(Stored dataset items)
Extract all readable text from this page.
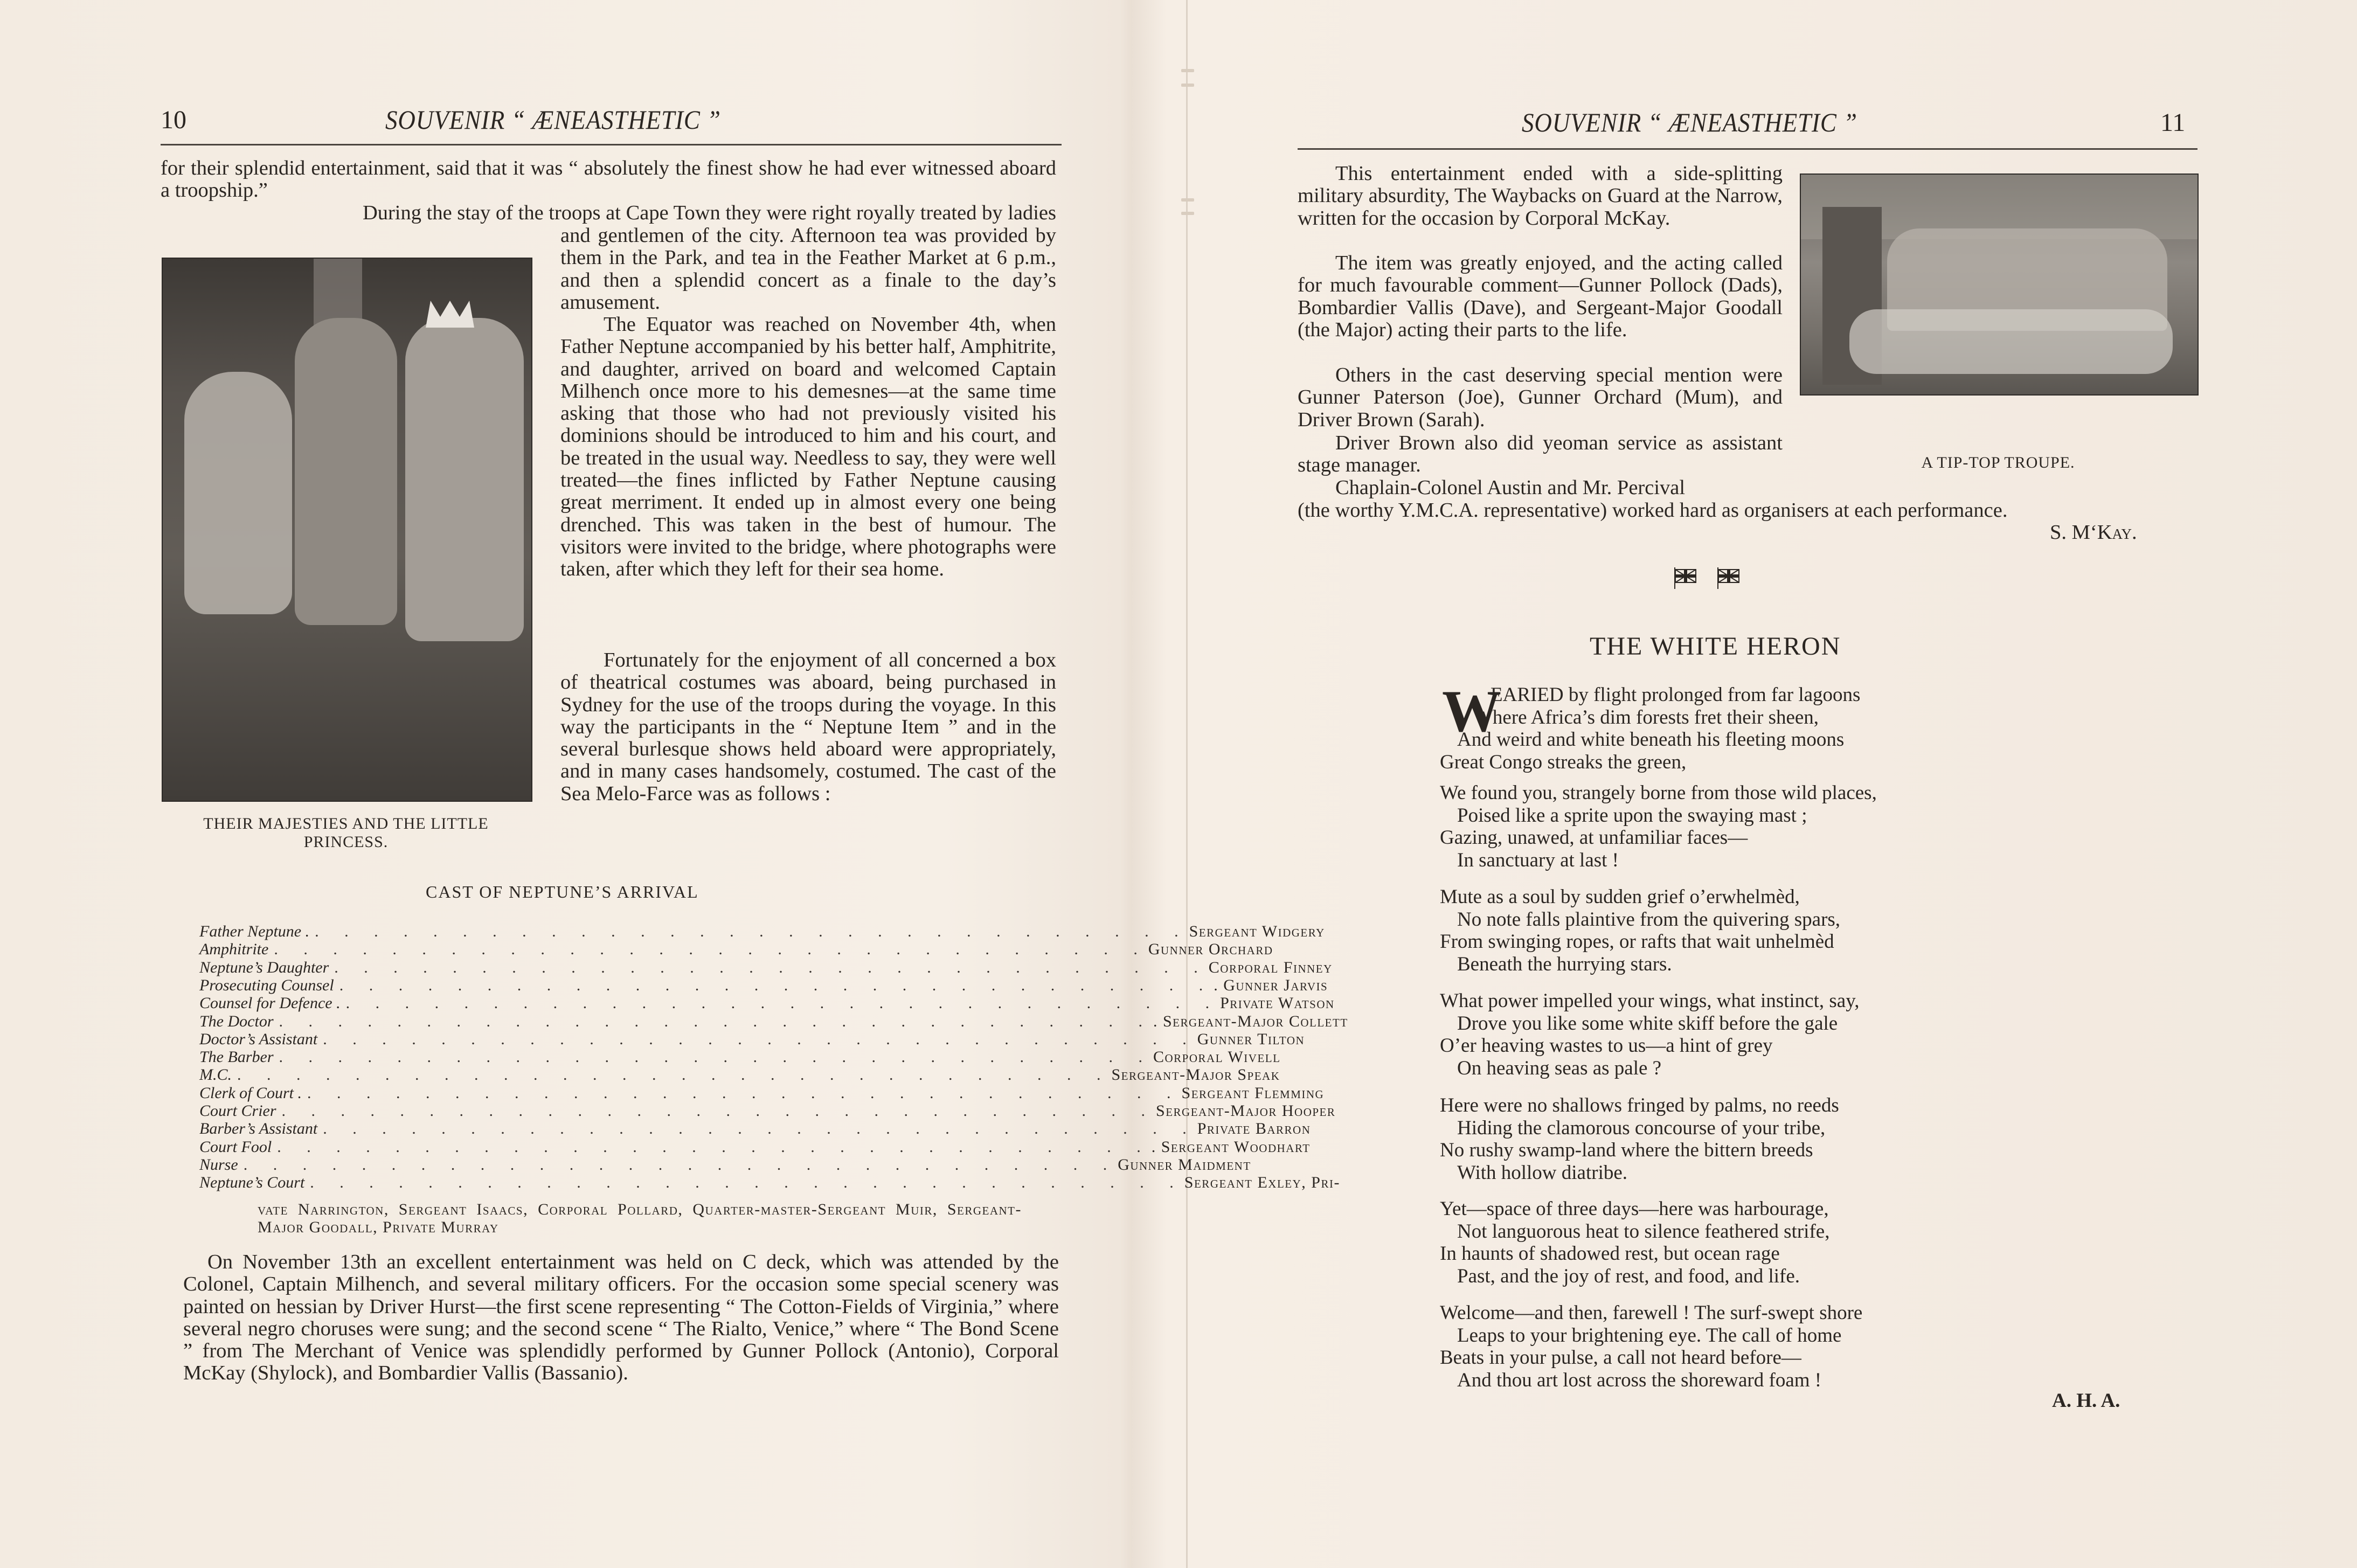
10	SOUVENIR “ ÆNEASTHETIC ”

for their splendid entertainment, said that it was “ absolutely the finest show he had ever witnessed aboard a troopship.”

During the stay of the troops at Cape Town they were right royally treated by ladies

and gentlemen of the city. Afternoon tea was provided by them in the Park, and tea in the Feather Market at 6 p.m., and then a splendid concert as a finale to the day’s amusement.

THEIR MAJESTIES AND THE LITTLE PRINCESS.

The Equator was reached on November 4th, when Father Neptune accompanied by his better half, Amphitrite, and daughter, arrived on board and welcomed Captain Milhench once more to his demesnes—at the same time asking that those who had not previously visited his dominions should be introduced to him and his court, and be treated in the usual way. Needless to say, they were well treated—the fines inflicted by Father Neptune causing great merriment. It ended up in almost every one being drenched. This was taken in the best of humour. The visitors were invited to the bridge, where photographs were taken, after which they left for their sea home.

Fortunately for the enjoyment of all concerned a box of theatrical costumes was aboard, being purchased in Sydney for the use of the troops during the voyage. In this way the participants in the “ Neptune Item ” and in the several burlesque shows held aboard were appropriately, and in many cases handsomely, costumed. The cast of the Sea Melo-Farce was as follows :

CAST OF NEPTUNE’S ARRIVAL
vate Narrington, Sergeant Isaacs, Corporal Pollard, Quarter-master-Sergeant Muir, Sergeant-Major Goodall, Private Murray

On November 13th an excellent entertainment was held on C deck, which was attended by the Colonel, Captain Milhench, and several military officers. For the occasion some special scenery was painted on hessian by Driver Hurst—the first scene representing “ The Cotton-Fields of Virginia,” where several negro choruses were sung; and the second scene “ The Rialto, Venice,” where “ The Bond Scene ” from The Merchant of Venice was splendidly performed by Gunner Pollock (Antonio), Corporal McKay (Shylock), and Bombardier Vallis (Bassanio).

Father Neptune . . . . . . . . . . . . . . . . . . . . . . . . . . . . . . . Sergeant Widgery
Amphitrite . . . . . . . . . . . . . . . . . . . . . . . . . . . . . . Gunner Orchard
Neptune’s Daughter . . . . . . . . . . . . . . . . . . . . . . . . . . . . . . Corporal Finney
Prosecuting Counsel . . . . . . . . . . . . . . . . . . . . . . . . . . . . . . . Gunner Jarvis
Counsel for Defence . . . . . . . . . . . . . . . . . . . . . . . . . . . . . . . Private Watson
The Doctor . . . . . . . . . . . . . . . . . . . . . . . . . . . . . . . Sergeant-Major Collett
Doctor’s Assistant . . . . . . . . . . . . . . . . . . . . . . . . . . . . . . Gunner Tilton
The Barber . . . . . . . . . . . . . . . . . . . . . . . . . . . . . . Corporal Wivell
M.C. . . . . . . . . . . . . . . . . . . . . . . . . . . . . . . Sergeant-Major Speak
Clerk of Court . . . . . . . . . . . . . . . . . . . . . . . . . . . . . . . Sergeant Flemming
Court Crier . . . . . . . . . . . . . . . . . . . . . . . . . . . . . . Sergeant-Major Hooper
Barber’s Assistant . . . . . . . . . . . . . . . . . . . . . . . . . . . . . . Private Barron
Court Fool . . . . . . . . . . . . . . . . . . . . . . . . . . . . . . . Sergeant Woodhart
Nurse . . . . . . . . . . . . . . . . . . . . . . . . . . . . . . Gunner Maidment
Neptune’s Court . . . . . . . . . . . . . . . . . . . . . . . . . . . . . . Sergeant Exley, Pri-
SOUVENIR “ ÆNEASTHETIC ”	11

This entertainment ended with a side-splitting military absurdity, The Waybacks on Guard at the Narrow, written for the occasion by Corporal McKay.

The item was greatly enjoyed, and the acting called for much favourable comment—Gunner Pollock (Dads), Bombardier Vallis (Dave), and Sergeant-Major Goodall (the Major) acting their parts to the life.

Others in the cast deserving special mention were Gunner Paterson (Joe), Gunner Orchard (Mum), and Driver Brown (Sarah).

Driver Brown also did yeoman service as assistant stage manager.

Chaplain-Colonel Austin and Mr. Percival

(the worthy Y.M.C.A. representative) worked hard as organisers at each performance.

S. M‘Kay.
A TIP-TOP TROUPE.
THE WHITE HERON
W
A. H. A.
EARIED by flight prolonged from far lagoons
Where Africa’s dim forests fret their sheen,
And weird and white beneath his fleeting moons
Great Congo streaks the green,
We found you, strangely borne from those wild places,
Poised like a sprite upon the swaying mast ;
Gazing, unawed, at unfamiliar faces—
In sanctuary at last !
Mute as a soul by sudden grief o’erwhelmèd,
No note falls plaintive from the quivering spars,
From swinging ropes, or rafts that wait unhelmèd
Beneath the hurrying stars.
What power impelled your wings, what instinct, say,
Drove you like some white skiff before the gale
O’er heaving wastes to us—a hint of grey
On heaving seas as pale ?
Here were no shallows fringed by palms, no reeds
Hiding the clamorous concourse of your tribe,
No rushy swamp-land where the bittern breeds
With hollow diatribe.
Yet—space of three days—here was harbourage,
Not languorous heat to silence feathered strife,
In haunts of shadowed rest, but ocean rage
Past, and the joy of rest, and food, and life.
Welcome—and then, farewell ! The surf-swept shore
Leaps to your brightening eye. The call of home
Beats in your pulse, a call not heard before—
And thou art lost across the shoreward foam !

- Problem description -
Transcribe the whole listing, character for character, but not its images.

- Reply to the exercise -
Extract all readable text from this page.
10	SOUVENIR “ ÆNEASTHETIC ”

for their splendid entertainment, said that it was “ absolutely the finest show he had ever witnessed aboard a troopship.”

During the stay of the troops at Cape Town they were right royally treated by ladies

and gentlemen of the city. Afternoon tea was provided by them in the Park, and tea in the Feather Market at 6 p.m., and then a splendid concert as a finale to the day’s amusement.

THEIR MAJESTIES AND THE LITTLE PRINCESS.

The Equator was reached on November 4th, when Father Neptune accompanied by his better half, Amphitrite, and daughter, arrived on board and welcomed Captain Milhench once more to his demesnes—at the same time asking that those who had not previously visited his dominions should be introduced to him and his court, and be treated in the usual way. Needless to say, they were well treated—the fines inflicted by Father Neptune causing great merriment. It ended up in almost every one being drenched. This was taken in the best of humour. The visitors were invited to the bridge, where photographs were taken, after which they left for their sea home.

Fortunately for the enjoyment of all concerned a box of theatrical costumes was aboard, being purchased in Sydney for the use of the troops during the voyage. In this way the participants in the “ Neptune Item ” and in the several burlesque shows held aboard were appropriately, and in many cases handsomely, costumed. The cast of the Sea Melo-Farce was as follows :

CAST OF NEPTUNE’S ARRIVAL
vate Narrington, Sergeant Isaacs, Corporal Pollard, Quarter-master-Sergeant Muir, Sergeant-Major Goodall, Private Murray

On November 13th an excellent entertainment was held on C deck, which was attended by the Colonel, Captain Milhench, and several military officers. For the occasion some special scenery was painted on hessian by Driver Hurst—the first scene representing “ The Cotton-Fields of Virginia,” where several negro choruses were sung; and the second scene “ The Rialto, Venice,” where “ The Bond Scene ” from The Merchant of Venice was splendidly performed by Gunner Pollock (Antonio), Corporal McKay (Shylock), and Bombardier Vallis (Bassanio).

Father Neptune . . . . . . . . . . . . . . . . . . . . . . . . . . . . . . . Sergeant Widgery
Amphitrite . . . . . . . . . . . . . . . . . . . . . . . . . . . . . . Gunner Orchard
Neptune’s Daughter . . . . . . . . . . . . . . . . . . . . . . . . . . . . . . Corporal Finney
Prosecuting Counsel . . . . . . . . . . . . . . . . . . . . . . . . . . . . . . . Gunner Jarvis
Counsel for Defence . . . . . . . . . . . . . . . . . . . . . . . . . . . . . . . Private Watson
The Doctor . . . . . . . . . . . . . . . . . . . . . . . . . . . . . . . Sergeant-Major Collett
Doctor’s Assistant . . . . . . . . . . . . . . . . . . . . . . . . . . . . . . Gunner Tilton
The Barber . . . . . . . . . . . . . . . . . . . . . . . . . . . . . . Corporal Wivell
M.C. . . . . . . . . . . . . . . . . . . . . . . . . . . . . . . Sergeant-Major Speak
Clerk of Court . . . . . . . . . . . . . . . . . . . . . . . . . . . . . . . Sergeant Flemming
Court Crier . . . . . . . . . . . . . . . . . . . . . . . . . . . . . . Sergeant-Major Hooper
Barber’s Assistant . . . . . . . . . . . . . . . . . . . . . . . . . . . . . . Private Barron
Court Fool . . . . . . . . . . . . . . . . . . . . . . . . . . . . . . . Sergeant Woodhart
Nurse . . . . . . . . . . . . . . . . . . . . . . . . . . . . . . Gunner Maidment
Neptune’s Court . . . . . . . . . . . . . . . . . . . . . . . . . . . . . . Sergeant Exley, Pri-
SOUVENIR “ ÆNEASTHETIC ”	11

This entertainment ended with a side-splitting military absurdity, The Waybacks on Guard at the Narrow, written for the occasion by Corporal McKay.

The item was greatly enjoyed, and the acting called for much favourable comment—Gunner Pollock (Dads), Bombardier Vallis (Dave), and Sergeant-Major Goodall (the Major) acting their parts to the life.

Others in the cast deserving special mention were Gunner Paterson (Joe), Gunner Orchard (Mum), and Driver Brown (Sarah).

Driver Brown also did yeoman service as assistant stage manager.

Chaplain-Colonel Austin and Mr. Percival

(the worthy Y.M.C.A. representative) worked hard as organisers at each performance.

S. M‘Kay.
A TIP-TOP TROUPE.
THE WHITE HERON
W
A. H. A.
EARIED by flight prolonged from far lagoons
Where Africa’s dim forests fret their sheen,
And weird and white beneath his fleeting moons
Great Congo streaks the green,
We found you, strangely borne from those wild places,
Poised like a sprite upon the swaying mast ;
Gazing, unawed, at unfamiliar faces—
In sanctuary at last !
Mute as a soul by sudden grief o’erwhelmèd,
No note falls plaintive from the quivering spars,
From swinging ropes, or rafts that wait unhelmèd
Beneath the hurrying stars.
What power impelled your wings, what instinct, say,
Drove you like some white skiff before the gale
O’er heaving wastes to us—a hint of grey
On heaving seas as pale ?
Here were no shallows fringed by palms, no reeds
Hiding the clamorous concourse of your tribe,
No rushy swamp-land where the bittern breeds
With hollow diatribe.
Yet—space of three days—here was harbourage,
Not languorous heat to silence feathered strife,
In haunts of shadowed rest, but ocean rage
Past, and the joy of rest, and food, and life.
Welcome—and then, farewell ! The surf-swept shore
Leaps to your brightening eye. The call of home
Beats in your pulse, a call not heard before—
And thou art lost across the shoreward foam !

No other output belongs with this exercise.